> Problem statement
Retype the data below without altering anything.

Dataset records:
● ● ● ●

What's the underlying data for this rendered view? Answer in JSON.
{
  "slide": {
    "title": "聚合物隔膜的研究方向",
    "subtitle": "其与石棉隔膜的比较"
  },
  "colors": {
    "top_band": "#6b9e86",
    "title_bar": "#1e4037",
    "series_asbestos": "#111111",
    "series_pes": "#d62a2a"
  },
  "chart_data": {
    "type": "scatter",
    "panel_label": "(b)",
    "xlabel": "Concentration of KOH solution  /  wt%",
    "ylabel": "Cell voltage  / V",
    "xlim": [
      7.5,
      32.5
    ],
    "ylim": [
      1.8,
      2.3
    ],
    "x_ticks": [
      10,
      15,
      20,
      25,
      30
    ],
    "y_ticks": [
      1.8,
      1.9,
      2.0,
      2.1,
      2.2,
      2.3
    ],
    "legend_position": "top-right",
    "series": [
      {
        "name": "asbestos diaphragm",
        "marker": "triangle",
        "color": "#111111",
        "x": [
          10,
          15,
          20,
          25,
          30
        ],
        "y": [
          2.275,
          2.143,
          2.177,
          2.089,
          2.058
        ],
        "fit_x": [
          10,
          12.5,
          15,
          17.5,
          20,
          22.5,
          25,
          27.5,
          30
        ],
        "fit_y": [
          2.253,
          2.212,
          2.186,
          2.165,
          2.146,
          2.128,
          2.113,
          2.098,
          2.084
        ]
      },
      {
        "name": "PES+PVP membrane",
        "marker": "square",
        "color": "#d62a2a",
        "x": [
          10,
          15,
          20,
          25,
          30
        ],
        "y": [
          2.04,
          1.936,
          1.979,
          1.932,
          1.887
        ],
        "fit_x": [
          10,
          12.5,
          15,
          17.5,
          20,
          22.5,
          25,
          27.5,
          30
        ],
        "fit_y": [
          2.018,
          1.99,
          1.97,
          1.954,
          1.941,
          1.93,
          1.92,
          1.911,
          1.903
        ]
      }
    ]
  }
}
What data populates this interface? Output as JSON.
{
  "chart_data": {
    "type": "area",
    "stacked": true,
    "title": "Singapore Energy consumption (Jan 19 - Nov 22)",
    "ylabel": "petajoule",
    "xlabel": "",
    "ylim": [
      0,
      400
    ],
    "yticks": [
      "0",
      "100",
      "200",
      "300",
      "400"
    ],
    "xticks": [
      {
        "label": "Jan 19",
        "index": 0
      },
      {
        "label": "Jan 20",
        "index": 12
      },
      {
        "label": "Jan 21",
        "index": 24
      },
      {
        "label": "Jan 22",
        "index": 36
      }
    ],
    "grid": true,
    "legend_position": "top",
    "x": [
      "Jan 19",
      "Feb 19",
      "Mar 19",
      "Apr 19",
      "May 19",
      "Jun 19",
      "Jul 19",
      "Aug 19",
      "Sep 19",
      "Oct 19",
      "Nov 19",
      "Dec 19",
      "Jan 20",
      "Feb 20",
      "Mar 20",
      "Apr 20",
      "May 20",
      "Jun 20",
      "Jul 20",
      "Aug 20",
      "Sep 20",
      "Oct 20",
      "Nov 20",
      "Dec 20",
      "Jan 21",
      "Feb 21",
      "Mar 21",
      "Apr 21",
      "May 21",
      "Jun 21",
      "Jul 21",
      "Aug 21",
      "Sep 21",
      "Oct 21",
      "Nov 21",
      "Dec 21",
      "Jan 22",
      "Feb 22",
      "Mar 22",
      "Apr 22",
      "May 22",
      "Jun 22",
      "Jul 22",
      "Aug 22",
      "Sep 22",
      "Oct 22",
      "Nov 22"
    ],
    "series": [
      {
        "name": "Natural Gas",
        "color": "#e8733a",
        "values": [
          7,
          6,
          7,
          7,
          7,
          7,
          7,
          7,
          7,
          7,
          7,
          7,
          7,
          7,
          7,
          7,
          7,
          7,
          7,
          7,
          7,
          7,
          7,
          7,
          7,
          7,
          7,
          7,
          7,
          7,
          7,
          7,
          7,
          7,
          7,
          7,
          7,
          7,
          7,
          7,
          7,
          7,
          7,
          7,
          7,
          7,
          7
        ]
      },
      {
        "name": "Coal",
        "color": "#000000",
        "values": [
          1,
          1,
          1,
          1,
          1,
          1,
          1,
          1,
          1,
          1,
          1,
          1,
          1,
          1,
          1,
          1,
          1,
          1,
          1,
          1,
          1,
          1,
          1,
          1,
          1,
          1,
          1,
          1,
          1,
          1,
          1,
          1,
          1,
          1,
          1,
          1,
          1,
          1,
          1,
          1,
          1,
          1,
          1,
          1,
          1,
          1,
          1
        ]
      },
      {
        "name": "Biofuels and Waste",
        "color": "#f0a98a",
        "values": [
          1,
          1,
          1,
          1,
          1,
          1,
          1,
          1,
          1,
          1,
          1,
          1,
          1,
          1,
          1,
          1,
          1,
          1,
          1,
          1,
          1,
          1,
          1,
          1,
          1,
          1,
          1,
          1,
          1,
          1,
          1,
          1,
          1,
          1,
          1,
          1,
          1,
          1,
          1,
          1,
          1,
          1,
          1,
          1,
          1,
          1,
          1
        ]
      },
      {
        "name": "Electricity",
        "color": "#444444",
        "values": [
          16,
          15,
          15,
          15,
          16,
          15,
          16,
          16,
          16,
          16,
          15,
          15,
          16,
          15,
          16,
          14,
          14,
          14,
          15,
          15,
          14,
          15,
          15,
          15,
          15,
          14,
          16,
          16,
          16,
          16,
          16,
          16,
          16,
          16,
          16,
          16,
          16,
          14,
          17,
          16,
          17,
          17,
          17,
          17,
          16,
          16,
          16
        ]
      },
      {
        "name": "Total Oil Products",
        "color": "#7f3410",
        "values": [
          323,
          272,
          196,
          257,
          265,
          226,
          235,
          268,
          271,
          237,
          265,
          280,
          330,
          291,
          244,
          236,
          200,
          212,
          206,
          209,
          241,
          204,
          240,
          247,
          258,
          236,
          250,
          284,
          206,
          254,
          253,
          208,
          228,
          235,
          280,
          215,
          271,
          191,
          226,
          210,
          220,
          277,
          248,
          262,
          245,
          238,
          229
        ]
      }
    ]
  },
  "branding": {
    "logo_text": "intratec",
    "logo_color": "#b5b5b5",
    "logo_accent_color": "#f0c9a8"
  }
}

● ● ● ●

> Result of the exercise
What's the underlying data for this rendered view? Answer in JSON.
{
  "slide": {
    "title": "聚合物隔膜的研究方向",
    "subtitle": "其与石棉隔膜的比较"
  },
  "colors": {
    "top_band": "#6b9e86",
    "title_bar": "#1e4037",
    "series_asbestos": "#111111",
    "series_pes": "#d62a2a"
  },
  "chart_data": {
    "type": "scatter",
    "panel_label": "(b)",
    "xlabel": "Concentration of KOH solution  /  wt%",
    "ylabel": "Cell voltage  / V",
    "xlim": [
      7.5,
      32.5
    ],
    "ylim": [
      1.8,
      2.3
    ],
    "x_ticks": [
      10,
      15,
      20,
      25,
      30
    ],
    "y_ticks": [
      1.8,
      1.9,
      2.0,
      2.1,
      2.2,
      2.3
    ],
    "legend_position": "top-right",
    "series": [
      {
        "name": "asbestos diaphragm",
        "marker": "triangle",
        "color": "#111111",
        "x": [
          10,
          15,
          20,
          25,
          30
        ],
        "y": [
          2.275,
          2.143,
          2.177,
          2.089,
          2.058
        ],
        "fit_x": [
          10,
          12.5,
          15,
          17.5,
          20,
          22.5,
          25,
          27.5,
          30
        ],
        "fit_y": [
          2.253,
          2.212,
          2.186,
          2.165,
          2.146,
          2.128,
          2.113,
          2.098,
          2.084
        ]
      },
      {
        "name": "PES+PVP membrane",
        "marker": "square",
        "color": "#d62a2a",
        "x": [
          10,
          15,
          20,
          25,
          30
        ],
        "y": [
          2.04,
          1.936,
          1.979,
          1.932,
          1.887
        ],
        "fit_x": [
          10,
          12.5,
          15,
          17.5,
          20,
          22.5,
          25,
          27.5,
          30
        ],
        "fit_y": [
          2.018,
          1.99,
          1.97,
          1.954,
          1.941,
          1.93,
          1.92,
          1.911,
          1.903
        ]
      }
    ]
  }
}
What data populates this interface? Output as JSON.
{
  "chart_data": {
    "type": "area",
    "stacked": true,
    "title": "Singapore Energy consumption (Jan 19 - Nov 22)",
    "ylabel": "petajoule",
    "xlabel": "",
    "ylim": [
      0,
      400
    ],
    "yticks": [
      "0",
      "100",
      "200",
      "300",
      "400"
    ],
    "xticks": [
      {
        "label": "Jan 19",
        "index": 0
      },
      {
        "label": "Jan 20",
        "index": 12
      },
      {
        "label": "Jan 21",
        "index": 24
      },
      {
        "label": "Jan 22",
        "index": 36
      }
    ],
    "grid": true,
    "legend_position": "top",
    "x": [
      "Jan 19",
      "Feb 19",
      "Mar 19",
      "Apr 19",
      "May 19",
      "Jun 19",
      "Jul 19",
      "Aug 19",
      "Sep 19",
      "Oct 19",
      "Nov 19",
      "Dec 19",
      "Jan 20",
      "Feb 20",
      "Mar 20",
      "Apr 20",
      "May 20",
      "Jun 20",
      "Jul 20",
      "Aug 20",
      "Sep 20",
      "Oct 20",
      "Nov 20",
      "Dec 20",
      "Jan 21",
      "Feb 21",
      "Mar 21",
      "Apr 21",
      "May 21",
      "Jun 21",
      "Jul 21",
      "Aug 21",
      "Sep 21",
      "Oct 21",
      "Nov 21",
      "Dec 21",
      "Jan 22",
      "Feb 22",
      "Mar 22",
      "Apr 22",
      "May 22",
      "Jun 22",
      "Jul 22",
      "Aug 22",
      "Sep 22",
      "Oct 22",
      "Nov 22"
    ],
    "series": [
      {
        "name": "Natural Gas",
        "color": "#e8733a",
        "values": [
          7,
          6,
          7,
          7,
          7,
          7,
          7,
          7,
          7,
          7,
          7,
          7,
          7,
          7,
          7,
          7,
          7,
          7,
          7,
          7,
          7,
          7,
          7,
          7,
          7,
          7,
          7,
          7,
          7,
          7,
          7,
          7,
          7,
          7,
          7,
          7,
          7,
          7,
          7,
          7,
          7,
          7,
          7,
          7,
          7,
          7,
          7
        ]
      },
      {
        "name": "Coal",
        "color": "#000000",
        "values": [
          1,
          1,
          1,
          1,
          1,
          1,
          1,
          1,
          1,
          1,
          1,
          1,
          1,
          1,
          1,
          1,
          1,
          1,
          1,
          1,
          1,
          1,
          1,
          1,
          1,
          1,
          1,
          1,
          1,
          1,
          1,
          1,
          1,
          1,
          1,
          1,
          1,
          1,
          1,
          1,
          1,
          1,
          1,
          1,
          1,
          1,
          1
        ]
      },
      {
        "name": "Biofuels and Waste",
        "color": "#f0a98a",
        "values": [
          1,
          1,
          1,
          1,
          1,
          1,
          1,
          1,
          1,
          1,
          1,
          1,
          1,
          1,
          1,
          1,
          1,
          1,
          1,
          1,
          1,
          1,
          1,
          1,
          1,
          1,
          1,
          1,
          1,
          1,
          1,
          1,
          1,
          1,
          1,
          1,
          1,
          1,
          1,
          1,
          1,
          1,
          1,
          1,
          1,
          1,
          1
        ]
      },
      {
        "name": "Electricity",
        "color": "#444444",
        "values": [
          16,
          15,
          15,
          15,
          16,
          15,
          16,
          16,
          16,
          16,
          15,
          15,
          16,
          15,
          16,
          14,
          14,
          14,
          15,
          15,
          14,
          15,
          15,
          15,
          15,
          14,
          16,
          16,
          16,
          16,
          16,
          16,
          16,
          16,
          16,
          16,
          16,
          14,
          17,
          16,
          17,
          17,
          17,
          17,
          16,
          16,
          16
        ]
      },
      {
        "name": "Total Oil Products",
        "color": "#7f3410",
        "values": [
          323,
          272,
          196,
          257,
          265,
          226,
          235,
          268,
          271,
          237,
          265,
          280,
          330,
          291,
          244,
          236,
          200,
          212,
          206,
          209,
          241,
          204,
          240,
          247,
          258,
          236,
          250,
          284,
          206,
          254,
          253,
          208,
          228,
          235,
          280,
          215,
          271,
          191,
          226,
          210,
          220,
          277,
          248,
          262,
          245,
          238,
          229
        ]
      }
    ]
  },
  "branding": {
    "logo_text": "intratec",
    "logo_color": "#b5b5b5",
    "logo_accent_color": "#f0c9a8"
  }
}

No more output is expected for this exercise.